• **Written request**: Locate each line holding the string "EPDE" and copy it.

──────── Dataset ────────

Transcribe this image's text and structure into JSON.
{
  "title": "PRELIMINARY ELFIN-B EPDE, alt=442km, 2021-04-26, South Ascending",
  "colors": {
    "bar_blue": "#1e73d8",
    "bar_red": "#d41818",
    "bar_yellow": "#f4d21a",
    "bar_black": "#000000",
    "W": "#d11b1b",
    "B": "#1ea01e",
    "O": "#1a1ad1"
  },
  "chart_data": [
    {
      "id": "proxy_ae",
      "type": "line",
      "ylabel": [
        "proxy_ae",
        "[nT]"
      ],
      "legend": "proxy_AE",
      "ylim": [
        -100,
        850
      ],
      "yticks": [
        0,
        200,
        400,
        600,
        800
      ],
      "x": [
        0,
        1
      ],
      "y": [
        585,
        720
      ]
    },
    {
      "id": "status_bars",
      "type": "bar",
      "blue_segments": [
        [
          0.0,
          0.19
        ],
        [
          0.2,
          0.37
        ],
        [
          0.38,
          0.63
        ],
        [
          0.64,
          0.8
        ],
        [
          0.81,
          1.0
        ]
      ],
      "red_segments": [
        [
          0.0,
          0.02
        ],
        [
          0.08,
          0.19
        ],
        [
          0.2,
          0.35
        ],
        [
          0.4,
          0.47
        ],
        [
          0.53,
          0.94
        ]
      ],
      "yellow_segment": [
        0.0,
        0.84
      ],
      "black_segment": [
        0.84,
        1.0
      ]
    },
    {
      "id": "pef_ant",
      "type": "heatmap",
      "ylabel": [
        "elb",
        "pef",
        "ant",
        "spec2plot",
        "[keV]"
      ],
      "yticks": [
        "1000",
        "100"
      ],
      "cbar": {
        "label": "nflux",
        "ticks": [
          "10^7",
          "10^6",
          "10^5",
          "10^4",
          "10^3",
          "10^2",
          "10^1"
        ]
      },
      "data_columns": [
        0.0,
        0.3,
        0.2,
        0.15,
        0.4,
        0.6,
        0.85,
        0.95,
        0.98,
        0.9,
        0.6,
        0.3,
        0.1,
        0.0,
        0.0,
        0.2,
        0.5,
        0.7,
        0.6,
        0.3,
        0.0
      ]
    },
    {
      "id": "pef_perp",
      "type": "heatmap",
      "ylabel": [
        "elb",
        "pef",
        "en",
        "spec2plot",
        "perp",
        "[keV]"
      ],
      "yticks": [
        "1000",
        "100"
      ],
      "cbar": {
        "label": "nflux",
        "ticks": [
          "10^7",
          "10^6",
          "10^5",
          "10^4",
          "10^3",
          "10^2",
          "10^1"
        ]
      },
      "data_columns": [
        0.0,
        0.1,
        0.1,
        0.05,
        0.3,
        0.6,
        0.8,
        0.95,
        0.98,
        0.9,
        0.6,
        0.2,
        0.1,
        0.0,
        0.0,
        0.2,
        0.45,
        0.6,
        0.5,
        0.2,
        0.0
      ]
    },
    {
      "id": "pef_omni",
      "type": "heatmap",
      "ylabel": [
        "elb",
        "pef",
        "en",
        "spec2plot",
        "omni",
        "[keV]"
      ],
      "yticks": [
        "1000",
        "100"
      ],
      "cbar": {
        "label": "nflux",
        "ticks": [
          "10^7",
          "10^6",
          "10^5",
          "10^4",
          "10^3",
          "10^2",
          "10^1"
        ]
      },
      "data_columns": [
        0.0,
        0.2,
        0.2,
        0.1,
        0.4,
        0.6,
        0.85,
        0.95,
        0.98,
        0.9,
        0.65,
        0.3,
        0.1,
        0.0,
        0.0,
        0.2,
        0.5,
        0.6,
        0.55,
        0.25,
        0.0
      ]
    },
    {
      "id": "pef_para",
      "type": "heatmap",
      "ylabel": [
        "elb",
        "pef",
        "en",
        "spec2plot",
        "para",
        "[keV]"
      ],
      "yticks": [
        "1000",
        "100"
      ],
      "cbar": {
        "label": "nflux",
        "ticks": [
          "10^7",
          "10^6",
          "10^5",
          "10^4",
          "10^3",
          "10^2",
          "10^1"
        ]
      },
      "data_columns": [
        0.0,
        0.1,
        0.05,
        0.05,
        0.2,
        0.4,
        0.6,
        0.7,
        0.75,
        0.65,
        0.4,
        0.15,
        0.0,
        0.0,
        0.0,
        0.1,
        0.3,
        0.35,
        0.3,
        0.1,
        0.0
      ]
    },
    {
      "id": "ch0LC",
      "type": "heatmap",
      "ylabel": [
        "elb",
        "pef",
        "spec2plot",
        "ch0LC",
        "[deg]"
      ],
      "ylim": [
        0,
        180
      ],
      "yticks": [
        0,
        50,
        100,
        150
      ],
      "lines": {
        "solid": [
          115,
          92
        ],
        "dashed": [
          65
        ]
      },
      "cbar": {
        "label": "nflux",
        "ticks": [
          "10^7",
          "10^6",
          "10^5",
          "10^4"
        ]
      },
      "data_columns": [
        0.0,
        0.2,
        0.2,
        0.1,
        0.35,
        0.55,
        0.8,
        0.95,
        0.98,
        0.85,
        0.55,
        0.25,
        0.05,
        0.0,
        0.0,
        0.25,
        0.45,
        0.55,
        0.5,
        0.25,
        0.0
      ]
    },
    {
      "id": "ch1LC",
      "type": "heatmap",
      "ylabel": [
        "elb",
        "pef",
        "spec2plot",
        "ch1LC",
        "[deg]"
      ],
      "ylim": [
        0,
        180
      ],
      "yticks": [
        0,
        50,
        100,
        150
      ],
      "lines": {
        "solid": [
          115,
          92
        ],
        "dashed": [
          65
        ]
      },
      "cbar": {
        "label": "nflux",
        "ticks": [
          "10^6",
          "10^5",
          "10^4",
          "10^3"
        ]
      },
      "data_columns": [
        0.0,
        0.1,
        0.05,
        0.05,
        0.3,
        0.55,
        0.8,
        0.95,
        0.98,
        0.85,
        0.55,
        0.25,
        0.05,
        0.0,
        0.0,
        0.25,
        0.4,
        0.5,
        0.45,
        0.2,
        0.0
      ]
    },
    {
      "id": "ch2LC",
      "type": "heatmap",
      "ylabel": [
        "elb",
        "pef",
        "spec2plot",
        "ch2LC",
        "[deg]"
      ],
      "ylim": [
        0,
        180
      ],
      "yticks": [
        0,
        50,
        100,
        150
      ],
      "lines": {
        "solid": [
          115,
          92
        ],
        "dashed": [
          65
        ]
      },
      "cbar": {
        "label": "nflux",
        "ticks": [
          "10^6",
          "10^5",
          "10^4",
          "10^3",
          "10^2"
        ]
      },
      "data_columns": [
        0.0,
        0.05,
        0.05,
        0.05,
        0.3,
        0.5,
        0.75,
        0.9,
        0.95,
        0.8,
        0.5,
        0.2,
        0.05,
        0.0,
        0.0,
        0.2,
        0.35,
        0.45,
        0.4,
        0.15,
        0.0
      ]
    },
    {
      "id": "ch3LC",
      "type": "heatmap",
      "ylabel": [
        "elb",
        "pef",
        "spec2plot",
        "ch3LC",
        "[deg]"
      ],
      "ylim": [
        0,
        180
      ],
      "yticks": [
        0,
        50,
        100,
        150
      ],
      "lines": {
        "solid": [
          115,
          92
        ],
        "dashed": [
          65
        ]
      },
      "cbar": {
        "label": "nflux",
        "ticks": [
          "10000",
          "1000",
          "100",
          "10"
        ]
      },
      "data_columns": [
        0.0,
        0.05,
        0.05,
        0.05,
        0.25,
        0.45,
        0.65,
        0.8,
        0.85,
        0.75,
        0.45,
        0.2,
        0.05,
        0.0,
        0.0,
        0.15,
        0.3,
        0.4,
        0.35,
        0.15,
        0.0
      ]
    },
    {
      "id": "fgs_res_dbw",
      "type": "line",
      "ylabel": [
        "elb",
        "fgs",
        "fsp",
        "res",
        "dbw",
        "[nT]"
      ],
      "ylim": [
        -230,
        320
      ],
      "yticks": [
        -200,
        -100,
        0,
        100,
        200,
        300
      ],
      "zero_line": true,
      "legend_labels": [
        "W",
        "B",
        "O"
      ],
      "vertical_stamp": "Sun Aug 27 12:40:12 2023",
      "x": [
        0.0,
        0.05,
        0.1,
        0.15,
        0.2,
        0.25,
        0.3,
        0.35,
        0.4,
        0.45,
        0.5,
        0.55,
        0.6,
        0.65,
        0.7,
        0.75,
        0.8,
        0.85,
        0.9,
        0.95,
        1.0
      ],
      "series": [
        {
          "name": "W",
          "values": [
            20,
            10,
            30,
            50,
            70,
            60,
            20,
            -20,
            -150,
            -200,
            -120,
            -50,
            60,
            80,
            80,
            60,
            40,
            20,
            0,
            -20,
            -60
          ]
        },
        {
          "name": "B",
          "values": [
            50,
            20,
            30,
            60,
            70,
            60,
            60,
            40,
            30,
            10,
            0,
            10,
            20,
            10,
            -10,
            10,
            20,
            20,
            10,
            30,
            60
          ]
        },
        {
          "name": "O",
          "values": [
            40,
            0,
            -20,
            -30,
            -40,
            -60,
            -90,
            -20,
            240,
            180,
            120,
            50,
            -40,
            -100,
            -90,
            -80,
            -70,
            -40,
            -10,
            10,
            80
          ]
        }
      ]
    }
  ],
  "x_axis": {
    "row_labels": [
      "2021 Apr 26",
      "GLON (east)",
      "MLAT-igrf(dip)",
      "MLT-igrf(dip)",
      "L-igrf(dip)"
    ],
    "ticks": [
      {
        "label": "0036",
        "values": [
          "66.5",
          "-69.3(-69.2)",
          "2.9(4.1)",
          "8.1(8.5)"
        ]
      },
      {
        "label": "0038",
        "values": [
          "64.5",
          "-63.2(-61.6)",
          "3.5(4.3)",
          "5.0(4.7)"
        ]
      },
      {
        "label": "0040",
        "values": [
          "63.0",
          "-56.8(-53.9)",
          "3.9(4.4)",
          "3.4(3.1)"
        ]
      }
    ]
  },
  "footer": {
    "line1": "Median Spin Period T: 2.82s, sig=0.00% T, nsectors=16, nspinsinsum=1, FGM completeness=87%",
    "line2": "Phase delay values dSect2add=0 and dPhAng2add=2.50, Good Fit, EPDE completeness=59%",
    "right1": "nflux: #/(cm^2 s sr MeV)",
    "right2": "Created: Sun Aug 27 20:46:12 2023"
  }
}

────────

• **Correct answer**:
  "title": "PRELIMINARY ELFIN-B EPDE, alt=442km, 2021-04-26, South Ascending",
    "line2": "Phase delay values dSect2add=0 and dPhAng2add=2.50, Good Fit, EPDE completeness=59%",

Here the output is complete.